(Items from a figure collection)
___

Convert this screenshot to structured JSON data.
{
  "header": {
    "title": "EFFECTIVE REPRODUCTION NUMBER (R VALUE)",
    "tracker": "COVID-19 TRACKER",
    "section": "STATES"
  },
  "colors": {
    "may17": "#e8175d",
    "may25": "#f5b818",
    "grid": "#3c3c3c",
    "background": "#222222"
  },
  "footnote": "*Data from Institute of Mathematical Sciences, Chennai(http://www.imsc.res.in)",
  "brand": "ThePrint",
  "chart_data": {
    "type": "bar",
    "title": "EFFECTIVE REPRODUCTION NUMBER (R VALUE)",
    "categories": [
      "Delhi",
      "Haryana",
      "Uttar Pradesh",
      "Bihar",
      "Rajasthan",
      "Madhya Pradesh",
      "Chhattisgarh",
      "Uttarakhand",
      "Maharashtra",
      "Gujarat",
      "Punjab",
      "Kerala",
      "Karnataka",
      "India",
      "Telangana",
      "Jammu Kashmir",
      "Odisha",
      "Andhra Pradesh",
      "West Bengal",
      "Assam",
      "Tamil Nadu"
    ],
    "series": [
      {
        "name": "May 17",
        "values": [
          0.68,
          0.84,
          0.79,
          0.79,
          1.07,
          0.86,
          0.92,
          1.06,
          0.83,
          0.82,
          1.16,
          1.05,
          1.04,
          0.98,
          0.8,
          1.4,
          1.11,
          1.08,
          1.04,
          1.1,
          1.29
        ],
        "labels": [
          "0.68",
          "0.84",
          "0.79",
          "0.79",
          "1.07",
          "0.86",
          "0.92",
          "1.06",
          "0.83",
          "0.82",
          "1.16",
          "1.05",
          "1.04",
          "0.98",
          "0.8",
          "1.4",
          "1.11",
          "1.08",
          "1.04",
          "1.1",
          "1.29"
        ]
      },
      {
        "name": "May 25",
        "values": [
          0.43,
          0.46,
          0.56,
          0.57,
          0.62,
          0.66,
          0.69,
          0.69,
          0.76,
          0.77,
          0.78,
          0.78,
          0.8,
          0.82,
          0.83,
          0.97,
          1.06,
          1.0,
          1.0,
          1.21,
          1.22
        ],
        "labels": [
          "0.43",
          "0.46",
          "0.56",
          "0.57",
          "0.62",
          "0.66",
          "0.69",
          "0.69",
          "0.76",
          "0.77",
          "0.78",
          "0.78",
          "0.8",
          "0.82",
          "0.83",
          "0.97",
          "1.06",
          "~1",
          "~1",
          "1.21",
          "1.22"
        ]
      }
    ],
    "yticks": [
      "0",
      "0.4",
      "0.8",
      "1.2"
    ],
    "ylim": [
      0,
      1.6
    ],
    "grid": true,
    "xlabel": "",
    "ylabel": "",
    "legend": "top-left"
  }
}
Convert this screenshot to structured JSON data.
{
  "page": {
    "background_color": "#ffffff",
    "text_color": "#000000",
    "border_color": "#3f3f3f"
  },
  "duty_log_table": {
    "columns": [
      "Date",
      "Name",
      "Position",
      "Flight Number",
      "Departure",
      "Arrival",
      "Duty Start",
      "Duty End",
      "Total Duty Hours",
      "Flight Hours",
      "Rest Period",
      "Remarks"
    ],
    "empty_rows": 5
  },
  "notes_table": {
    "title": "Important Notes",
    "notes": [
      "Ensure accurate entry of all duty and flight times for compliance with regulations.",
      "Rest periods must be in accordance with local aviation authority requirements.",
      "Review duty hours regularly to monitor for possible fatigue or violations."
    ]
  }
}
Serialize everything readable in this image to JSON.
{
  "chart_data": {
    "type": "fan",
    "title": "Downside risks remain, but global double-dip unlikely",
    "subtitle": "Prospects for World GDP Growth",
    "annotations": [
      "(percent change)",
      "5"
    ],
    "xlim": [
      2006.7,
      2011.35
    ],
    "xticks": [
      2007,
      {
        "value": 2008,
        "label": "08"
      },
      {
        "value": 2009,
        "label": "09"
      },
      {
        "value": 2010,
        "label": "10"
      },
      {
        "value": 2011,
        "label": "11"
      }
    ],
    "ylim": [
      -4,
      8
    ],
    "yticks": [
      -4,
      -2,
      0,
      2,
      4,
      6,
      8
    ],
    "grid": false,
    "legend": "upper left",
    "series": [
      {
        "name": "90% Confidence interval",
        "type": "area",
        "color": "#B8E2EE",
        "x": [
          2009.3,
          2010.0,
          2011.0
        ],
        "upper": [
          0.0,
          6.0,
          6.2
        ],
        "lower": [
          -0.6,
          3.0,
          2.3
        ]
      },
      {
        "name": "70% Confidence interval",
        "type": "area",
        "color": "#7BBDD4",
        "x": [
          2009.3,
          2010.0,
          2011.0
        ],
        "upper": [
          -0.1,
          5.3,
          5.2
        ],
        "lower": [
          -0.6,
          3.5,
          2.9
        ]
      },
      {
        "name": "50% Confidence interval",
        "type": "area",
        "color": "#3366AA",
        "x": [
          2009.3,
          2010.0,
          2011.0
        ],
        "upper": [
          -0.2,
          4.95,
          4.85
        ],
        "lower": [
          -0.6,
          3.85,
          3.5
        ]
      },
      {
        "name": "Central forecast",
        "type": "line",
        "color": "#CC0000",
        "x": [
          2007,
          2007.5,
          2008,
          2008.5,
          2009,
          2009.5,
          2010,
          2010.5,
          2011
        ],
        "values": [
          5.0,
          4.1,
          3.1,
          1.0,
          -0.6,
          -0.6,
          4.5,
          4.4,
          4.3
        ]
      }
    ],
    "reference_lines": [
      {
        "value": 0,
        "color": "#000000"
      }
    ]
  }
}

___

◆ **Problem statement**
Repeat each of the entries above precisely as given.

◆ **Written answer**
Convert this screenshot to structured JSON data.
{
  "header": {
    "title": "EFFECTIVE REPRODUCTION NUMBER (R VALUE)",
    "tracker": "COVID-19 TRACKER",
    "section": "STATES"
  },
  "colors": {
    "may17": "#e8175d",
    "may25": "#f5b818",
    "grid": "#3c3c3c",
    "background": "#222222"
  },
  "footnote": "*Data from Institute of Mathematical Sciences, Chennai(http://www.imsc.res.in)",
  "brand": "ThePrint",
  "chart_data": {
    "type": "bar",
    "title": "EFFECTIVE REPRODUCTION NUMBER (R VALUE)",
    "categories": [
      "Delhi",
      "Haryana",
      "Uttar Pradesh",
      "Bihar",
      "Rajasthan",
      "Madhya Pradesh",
      "Chhattisgarh",
      "Uttarakhand",
      "Maharashtra",
      "Gujarat",
      "Punjab",
      "Kerala",
      "Karnataka",
      "India",
      "Telangana",
      "Jammu Kashmir",
      "Odisha",
      "Andhra Pradesh",
      "West Bengal",
      "Assam",
      "Tamil Nadu"
    ],
    "series": [
      {
        "name": "May 17",
        "values": [
          0.68,
          0.84,
          0.79,
          0.79,
          1.07,
          0.86,
          0.92,
          1.06,
          0.83,
          0.82,
          1.16,
          1.05,
          1.04,
          0.98,
          0.8,
          1.4,
          1.11,
          1.08,
          1.04,
          1.1,
          1.29
        ],
        "labels": [
          "0.68",
          "0.84",
          "0.79",
          "0.79",
          "1.07",
          "0.86",
          "0.92",
          "1.06",
          "0.83",
          "0.82",
          "1.16",
          "1.05",
          "1.04",
          "0.98",
          "0.8",
          "1.4",
          "1.11",
          "1.08",
          "1.04",
          "1.1",
          "1.29"
        ]
      },
      {
        "name": "May 25",
        "values": [
          0.43,
          0.46,
          0.56,
          0.57,
          0.62,
          0.66,
          0.69,
          0.69,
          0.76,
          0.77,
          0.78,
          0.78,
          0.8,
          0.82,
          0.83,
          0.97,
          1.06,
          1.0,
          1.0,
          1.21,
          1.22
        ],
        "labels": [
          "0.43",
          "0.46",
          "0.56",
          "0.57",
          "0.62",
          "0.66",
          "0.69",
          "0.69",
          "0.76",
          "0.77",
          "0.78",
          "0.78",
          "0.8",
          "0.82",
          "0.83",
          "0.97",
          "1.06",
          "~1",
          "~1",
          "1.21",
          "1.22"
        ]
      }
    ],
    "yticks": [
      "0",
      "0.4",
      "0.8",
      "1.2"
    ],
    "ylim": [
      0,
      1.6
    ],
    "grid": true,
    "xlabel": "",
    "ylabel": "",
    "legend": "top-left"
  }
}
Convert this screenshot to structured JSON data.
{
  "page": {
    "background_color": "#ffffff",
    "text_color": "#000000",
    "border_color": "#3f3f3f"
  },
  "duty_log_table": {
    "columns": [
      "Date",
      "Name",
      "Position",
      "Flight Number",
      "Departure",
      "Arrival",
      "Duty Start",
      "Duty End",
      "Total Duty Hours",
      "Flight Hours",
      "Rest Period",
      "Remarks"
    ],
    "empty_rows": 5
  },
  "notes_table": {
    "title": "Important Notes",
    "notes": [
      "Ensure accurate entry of all duty and flight times for compliance with regulations.",
      "Rest periods must be in accordance with local aviation authority requirements.",
      "Review duty hours regularly to monitor for possible fatigue or violations."
    ]
  }
}
Serialize everything readable in this image to JSON.
{
  "chart_data": {
    "type": "fan",
    "title": "Downside risks remain, but global double-dip unlikely",
    "subtitle": "Prospects for World GDP Growth",
    "annotations": [
      "(percent change)",
      "5"
    ],
    "xlim": [
      2006.7,
      2011.35
    ],
    "xticks": [
      2007,
      {
        "value": 2008,
        "label": "08"
      },
      {
        "value": 2009,
        "label": "09"
      },
      {
        "value": 2010,
        "label": "10"
      },
      {
        "value": 2011,
        "label": "11"
      }
    ],
    "ylim": [
      -4,
      8
    ],
    "yticks": [
      -4,
      -2,
      0,
      2,
      4,
      6,
      8
    ],
    "grid": false,
    "legend": "upper left",
    "series": [
      {
        "name": "90% Confidence interval",
        "type": "area",
        "color": "#B8E2EE",
        "x": [
          2009.3,
          2010.0,
          2011.0
        ],
        "upper": [
          0.0,
          6.0,
          6.2
        ],
        "lower": [
          -0.6,
          3.0,
          2.3
        ]
      },
      {
        "name": "70% Confidence interval",
        "type": "area",
        "color": "#7BBDD4",
        "x": [
          2009.3,
          2010.0,
          2011.0
        ],
        "upper": [
          -0.1,
          5.3,
          5.2
        ],
        "lower": [
          -0.6,
          3.5,
          2.9
        ]
      },
      {
        "name": "50% Confidence interval",
        "type": "area",
        "color": "#3366AA",
        "x": [
          2009.3,
          2010.0,
          2011.0
        ],
        "upper": [
          -0.2,
          4.95,
          4.85
        ],
        "lower": [
          -0.6,
          3.85,
          3.5
        ]
      },
      {
        "name": "Central forecast",
        "type": "line",
        "color": "#CC0000",
        "x": [
          2007,
          2007.5,
          2008,
          2008.5,
          2009,
          2009.5,
          2010,
          2010.5,
          2011
        ],
        "values": [
          5.0,
          4.1,
          3.1,
          1.0,
          -0.6,
          -0.6,
          4.5,
          4.4,
          4.3
        ]
      }
    ],
    "reference_lines": [
      {
        "value": 0,
        "color": "#000000"
      }
    ]
  }
}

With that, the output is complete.